** START **

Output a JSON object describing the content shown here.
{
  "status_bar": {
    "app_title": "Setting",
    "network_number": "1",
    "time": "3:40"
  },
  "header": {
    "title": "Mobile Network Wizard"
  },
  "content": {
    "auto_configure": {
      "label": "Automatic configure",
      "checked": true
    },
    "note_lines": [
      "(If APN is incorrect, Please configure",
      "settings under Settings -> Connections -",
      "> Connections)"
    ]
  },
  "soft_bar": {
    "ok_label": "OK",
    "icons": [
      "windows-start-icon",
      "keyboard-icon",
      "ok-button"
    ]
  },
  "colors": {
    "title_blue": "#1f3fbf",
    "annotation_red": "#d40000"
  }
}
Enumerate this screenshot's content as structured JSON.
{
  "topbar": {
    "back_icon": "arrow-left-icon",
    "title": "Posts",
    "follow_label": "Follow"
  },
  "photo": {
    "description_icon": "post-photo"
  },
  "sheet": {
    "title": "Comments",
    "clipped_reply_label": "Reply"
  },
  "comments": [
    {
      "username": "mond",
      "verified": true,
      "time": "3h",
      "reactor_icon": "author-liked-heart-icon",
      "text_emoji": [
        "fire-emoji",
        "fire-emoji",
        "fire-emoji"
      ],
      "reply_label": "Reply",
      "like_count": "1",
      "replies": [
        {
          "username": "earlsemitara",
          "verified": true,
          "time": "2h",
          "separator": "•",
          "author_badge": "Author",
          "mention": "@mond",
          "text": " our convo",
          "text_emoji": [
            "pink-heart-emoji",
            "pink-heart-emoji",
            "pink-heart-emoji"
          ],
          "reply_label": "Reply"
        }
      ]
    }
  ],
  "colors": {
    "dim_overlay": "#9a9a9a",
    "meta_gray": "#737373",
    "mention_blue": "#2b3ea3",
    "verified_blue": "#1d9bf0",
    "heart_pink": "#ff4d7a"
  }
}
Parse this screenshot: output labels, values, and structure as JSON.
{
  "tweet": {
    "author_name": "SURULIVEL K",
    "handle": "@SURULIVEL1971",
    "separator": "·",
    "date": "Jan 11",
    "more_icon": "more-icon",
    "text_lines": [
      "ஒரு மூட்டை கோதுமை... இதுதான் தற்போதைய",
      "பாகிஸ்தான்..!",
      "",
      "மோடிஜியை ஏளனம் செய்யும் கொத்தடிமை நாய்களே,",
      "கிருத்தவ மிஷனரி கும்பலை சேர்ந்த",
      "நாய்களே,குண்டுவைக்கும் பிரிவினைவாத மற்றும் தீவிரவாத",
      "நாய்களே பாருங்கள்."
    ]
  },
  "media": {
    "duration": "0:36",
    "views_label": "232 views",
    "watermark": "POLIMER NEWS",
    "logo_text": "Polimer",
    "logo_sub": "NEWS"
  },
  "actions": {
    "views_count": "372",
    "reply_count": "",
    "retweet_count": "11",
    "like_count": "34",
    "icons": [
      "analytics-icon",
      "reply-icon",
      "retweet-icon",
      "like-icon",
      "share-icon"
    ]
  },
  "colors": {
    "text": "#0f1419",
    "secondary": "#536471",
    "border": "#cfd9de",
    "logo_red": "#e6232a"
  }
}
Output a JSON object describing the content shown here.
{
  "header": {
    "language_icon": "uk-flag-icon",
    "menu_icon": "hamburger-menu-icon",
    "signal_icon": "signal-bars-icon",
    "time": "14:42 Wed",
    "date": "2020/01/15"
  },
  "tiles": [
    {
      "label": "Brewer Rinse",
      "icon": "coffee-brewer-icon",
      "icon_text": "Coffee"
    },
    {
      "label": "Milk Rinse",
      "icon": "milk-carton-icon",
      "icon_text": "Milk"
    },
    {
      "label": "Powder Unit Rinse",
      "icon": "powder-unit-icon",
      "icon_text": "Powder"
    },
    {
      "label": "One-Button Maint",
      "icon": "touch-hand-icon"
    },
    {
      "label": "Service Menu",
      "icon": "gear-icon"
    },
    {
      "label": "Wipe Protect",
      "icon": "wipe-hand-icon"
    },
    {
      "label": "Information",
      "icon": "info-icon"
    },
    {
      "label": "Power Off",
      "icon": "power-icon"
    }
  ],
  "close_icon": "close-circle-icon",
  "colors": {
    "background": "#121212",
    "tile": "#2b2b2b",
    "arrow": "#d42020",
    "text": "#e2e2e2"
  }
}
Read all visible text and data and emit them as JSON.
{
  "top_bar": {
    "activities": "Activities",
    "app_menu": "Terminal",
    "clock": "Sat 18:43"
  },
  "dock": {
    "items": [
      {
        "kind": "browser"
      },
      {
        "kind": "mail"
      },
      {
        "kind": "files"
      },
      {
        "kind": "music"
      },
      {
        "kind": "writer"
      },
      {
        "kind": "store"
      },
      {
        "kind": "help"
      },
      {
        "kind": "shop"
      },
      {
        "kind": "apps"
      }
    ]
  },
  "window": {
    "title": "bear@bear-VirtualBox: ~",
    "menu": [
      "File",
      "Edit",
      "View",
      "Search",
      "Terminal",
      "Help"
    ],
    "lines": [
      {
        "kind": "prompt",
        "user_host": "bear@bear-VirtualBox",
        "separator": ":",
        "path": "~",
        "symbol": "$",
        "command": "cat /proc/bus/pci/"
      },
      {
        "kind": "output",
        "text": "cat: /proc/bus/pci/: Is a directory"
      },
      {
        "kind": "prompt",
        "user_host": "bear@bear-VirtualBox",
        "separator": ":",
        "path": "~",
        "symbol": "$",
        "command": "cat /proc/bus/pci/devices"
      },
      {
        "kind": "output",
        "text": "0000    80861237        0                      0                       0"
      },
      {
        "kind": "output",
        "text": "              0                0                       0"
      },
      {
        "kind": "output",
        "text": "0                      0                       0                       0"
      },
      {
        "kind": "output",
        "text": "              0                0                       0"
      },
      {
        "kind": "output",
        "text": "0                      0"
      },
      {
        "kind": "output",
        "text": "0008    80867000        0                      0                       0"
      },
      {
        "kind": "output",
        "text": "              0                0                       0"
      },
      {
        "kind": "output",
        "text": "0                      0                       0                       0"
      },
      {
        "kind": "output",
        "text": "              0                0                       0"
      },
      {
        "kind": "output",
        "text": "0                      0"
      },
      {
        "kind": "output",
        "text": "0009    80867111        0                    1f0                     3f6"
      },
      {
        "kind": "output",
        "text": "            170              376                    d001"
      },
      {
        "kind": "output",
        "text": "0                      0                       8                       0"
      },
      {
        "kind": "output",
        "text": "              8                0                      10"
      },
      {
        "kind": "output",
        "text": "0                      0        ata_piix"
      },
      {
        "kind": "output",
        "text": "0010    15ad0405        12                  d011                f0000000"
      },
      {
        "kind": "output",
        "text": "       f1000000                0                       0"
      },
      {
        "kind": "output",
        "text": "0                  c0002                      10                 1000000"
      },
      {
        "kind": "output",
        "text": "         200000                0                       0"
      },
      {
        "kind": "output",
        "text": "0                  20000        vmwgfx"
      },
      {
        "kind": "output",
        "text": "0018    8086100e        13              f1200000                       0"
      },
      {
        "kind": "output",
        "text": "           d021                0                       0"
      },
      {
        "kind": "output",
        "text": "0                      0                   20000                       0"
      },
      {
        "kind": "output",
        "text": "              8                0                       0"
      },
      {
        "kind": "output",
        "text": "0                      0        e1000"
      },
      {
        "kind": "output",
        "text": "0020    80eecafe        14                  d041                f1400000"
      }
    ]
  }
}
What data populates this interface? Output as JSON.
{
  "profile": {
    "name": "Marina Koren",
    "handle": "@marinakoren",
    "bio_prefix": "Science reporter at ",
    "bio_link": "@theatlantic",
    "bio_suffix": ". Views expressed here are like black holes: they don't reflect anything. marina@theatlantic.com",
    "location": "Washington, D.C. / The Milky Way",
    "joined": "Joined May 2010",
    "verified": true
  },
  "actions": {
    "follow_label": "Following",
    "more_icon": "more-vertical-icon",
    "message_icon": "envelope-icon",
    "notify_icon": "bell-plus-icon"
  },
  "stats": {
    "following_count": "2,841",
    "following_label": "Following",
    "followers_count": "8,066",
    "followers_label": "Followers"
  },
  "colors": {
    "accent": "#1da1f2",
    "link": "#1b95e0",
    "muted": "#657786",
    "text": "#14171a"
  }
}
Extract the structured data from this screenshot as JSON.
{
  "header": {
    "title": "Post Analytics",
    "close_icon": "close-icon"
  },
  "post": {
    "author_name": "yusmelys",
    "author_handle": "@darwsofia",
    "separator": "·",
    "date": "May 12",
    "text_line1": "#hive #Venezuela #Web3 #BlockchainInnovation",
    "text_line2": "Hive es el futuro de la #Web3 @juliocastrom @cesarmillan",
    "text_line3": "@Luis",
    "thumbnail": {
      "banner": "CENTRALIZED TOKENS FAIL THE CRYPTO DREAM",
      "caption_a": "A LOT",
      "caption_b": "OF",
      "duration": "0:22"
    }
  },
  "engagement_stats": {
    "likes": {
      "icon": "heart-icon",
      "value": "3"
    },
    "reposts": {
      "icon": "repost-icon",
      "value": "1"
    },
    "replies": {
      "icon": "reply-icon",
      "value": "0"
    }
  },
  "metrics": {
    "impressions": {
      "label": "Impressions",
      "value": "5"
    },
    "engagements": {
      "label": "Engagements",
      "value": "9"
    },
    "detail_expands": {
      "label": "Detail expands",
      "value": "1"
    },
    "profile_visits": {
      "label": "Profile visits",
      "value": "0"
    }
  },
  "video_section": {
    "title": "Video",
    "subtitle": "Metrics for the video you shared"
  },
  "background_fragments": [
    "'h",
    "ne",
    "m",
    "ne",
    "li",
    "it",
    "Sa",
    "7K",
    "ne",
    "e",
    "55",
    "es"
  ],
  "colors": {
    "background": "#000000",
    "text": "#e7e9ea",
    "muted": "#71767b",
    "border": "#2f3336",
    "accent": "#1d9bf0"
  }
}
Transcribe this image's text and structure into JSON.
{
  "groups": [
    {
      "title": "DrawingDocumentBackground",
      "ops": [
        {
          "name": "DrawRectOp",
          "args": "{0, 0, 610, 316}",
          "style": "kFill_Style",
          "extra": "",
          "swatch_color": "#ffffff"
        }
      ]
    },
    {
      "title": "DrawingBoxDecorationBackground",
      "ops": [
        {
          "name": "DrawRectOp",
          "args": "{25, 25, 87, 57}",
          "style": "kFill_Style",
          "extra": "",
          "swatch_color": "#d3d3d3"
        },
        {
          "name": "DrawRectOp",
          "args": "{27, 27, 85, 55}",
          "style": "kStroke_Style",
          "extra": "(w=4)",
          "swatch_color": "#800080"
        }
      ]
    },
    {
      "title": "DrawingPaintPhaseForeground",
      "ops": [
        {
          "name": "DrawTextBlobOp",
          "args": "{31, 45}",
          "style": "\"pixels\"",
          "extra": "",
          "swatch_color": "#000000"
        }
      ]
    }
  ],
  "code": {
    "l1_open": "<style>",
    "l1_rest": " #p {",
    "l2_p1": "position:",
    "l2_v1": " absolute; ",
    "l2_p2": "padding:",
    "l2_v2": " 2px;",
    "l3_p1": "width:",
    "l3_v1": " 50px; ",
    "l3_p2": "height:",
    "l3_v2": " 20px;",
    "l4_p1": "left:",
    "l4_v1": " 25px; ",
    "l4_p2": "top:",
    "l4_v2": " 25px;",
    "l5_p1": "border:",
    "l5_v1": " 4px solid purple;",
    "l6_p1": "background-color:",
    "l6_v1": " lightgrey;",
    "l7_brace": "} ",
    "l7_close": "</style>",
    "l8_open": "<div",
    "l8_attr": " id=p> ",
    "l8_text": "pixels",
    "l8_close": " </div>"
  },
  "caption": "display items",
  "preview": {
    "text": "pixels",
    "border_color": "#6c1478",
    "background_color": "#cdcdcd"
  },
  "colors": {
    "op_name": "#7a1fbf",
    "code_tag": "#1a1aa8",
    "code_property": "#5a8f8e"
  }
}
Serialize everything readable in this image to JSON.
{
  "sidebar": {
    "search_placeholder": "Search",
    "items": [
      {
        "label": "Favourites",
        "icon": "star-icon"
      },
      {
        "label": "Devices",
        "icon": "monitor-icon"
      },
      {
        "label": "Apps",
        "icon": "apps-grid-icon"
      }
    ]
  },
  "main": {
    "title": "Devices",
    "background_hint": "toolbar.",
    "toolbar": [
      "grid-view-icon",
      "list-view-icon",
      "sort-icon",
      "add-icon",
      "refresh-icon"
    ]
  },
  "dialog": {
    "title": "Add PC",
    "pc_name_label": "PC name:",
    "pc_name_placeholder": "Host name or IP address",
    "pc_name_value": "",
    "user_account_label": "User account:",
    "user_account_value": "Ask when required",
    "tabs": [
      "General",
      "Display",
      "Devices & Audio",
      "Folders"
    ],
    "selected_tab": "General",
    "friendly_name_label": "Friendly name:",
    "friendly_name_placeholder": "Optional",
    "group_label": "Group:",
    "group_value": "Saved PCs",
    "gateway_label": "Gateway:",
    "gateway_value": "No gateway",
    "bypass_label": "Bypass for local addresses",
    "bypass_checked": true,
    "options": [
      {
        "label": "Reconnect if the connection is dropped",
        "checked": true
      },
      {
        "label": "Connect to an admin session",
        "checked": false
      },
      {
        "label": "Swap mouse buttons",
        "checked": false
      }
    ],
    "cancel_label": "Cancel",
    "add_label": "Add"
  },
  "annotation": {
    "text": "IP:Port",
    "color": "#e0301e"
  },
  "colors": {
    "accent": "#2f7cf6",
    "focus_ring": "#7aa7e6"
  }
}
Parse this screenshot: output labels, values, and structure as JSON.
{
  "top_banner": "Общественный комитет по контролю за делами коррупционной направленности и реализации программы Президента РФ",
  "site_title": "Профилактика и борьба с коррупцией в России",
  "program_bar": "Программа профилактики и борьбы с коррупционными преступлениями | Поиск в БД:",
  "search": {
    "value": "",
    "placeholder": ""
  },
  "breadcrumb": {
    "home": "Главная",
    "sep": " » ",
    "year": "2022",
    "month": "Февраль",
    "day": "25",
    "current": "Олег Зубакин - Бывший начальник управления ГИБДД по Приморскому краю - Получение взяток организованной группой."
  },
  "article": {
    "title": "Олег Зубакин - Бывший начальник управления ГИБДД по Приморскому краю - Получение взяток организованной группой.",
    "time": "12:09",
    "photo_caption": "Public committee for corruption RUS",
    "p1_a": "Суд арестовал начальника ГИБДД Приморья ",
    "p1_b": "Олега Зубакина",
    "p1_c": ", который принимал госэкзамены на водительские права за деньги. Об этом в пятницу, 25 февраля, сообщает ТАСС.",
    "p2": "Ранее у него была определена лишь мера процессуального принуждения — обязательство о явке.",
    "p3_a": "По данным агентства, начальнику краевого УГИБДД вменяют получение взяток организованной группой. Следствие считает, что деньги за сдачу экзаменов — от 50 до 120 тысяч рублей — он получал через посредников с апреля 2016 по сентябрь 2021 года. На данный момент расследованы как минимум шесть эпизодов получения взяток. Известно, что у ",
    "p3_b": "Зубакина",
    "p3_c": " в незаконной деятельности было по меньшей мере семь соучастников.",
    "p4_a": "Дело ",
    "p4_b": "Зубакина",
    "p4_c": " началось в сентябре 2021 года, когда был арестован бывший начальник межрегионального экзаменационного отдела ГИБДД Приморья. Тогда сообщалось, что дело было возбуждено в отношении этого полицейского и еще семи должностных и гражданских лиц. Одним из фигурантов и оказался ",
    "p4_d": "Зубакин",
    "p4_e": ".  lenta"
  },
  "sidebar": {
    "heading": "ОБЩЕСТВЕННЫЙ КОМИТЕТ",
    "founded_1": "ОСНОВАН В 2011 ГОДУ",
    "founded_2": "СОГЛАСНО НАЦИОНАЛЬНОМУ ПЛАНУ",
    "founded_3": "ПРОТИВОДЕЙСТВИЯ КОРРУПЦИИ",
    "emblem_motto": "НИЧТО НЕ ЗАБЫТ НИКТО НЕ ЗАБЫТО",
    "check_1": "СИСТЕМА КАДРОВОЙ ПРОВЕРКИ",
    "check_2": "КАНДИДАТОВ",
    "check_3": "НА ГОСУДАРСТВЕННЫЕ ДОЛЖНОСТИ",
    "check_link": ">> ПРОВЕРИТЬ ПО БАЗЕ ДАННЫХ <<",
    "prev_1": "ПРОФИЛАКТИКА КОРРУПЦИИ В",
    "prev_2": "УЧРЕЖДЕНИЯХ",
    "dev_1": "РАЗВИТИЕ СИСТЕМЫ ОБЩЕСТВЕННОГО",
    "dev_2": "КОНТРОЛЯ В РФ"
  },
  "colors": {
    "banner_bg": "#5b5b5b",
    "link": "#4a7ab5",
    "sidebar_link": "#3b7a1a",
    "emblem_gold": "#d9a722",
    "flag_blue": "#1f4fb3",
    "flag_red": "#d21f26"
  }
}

** END **

● Required work:
Copy each line of the listing that contains the string "КОРРУПЦИИ".

● Written solution:
    "founded_3": "ПРОТИВОДЕЙСТВИЯ КОРРУПЦИИ",
    "prev_1": "ПРОФИЛАКТИКА КОРРУПЦИИ В",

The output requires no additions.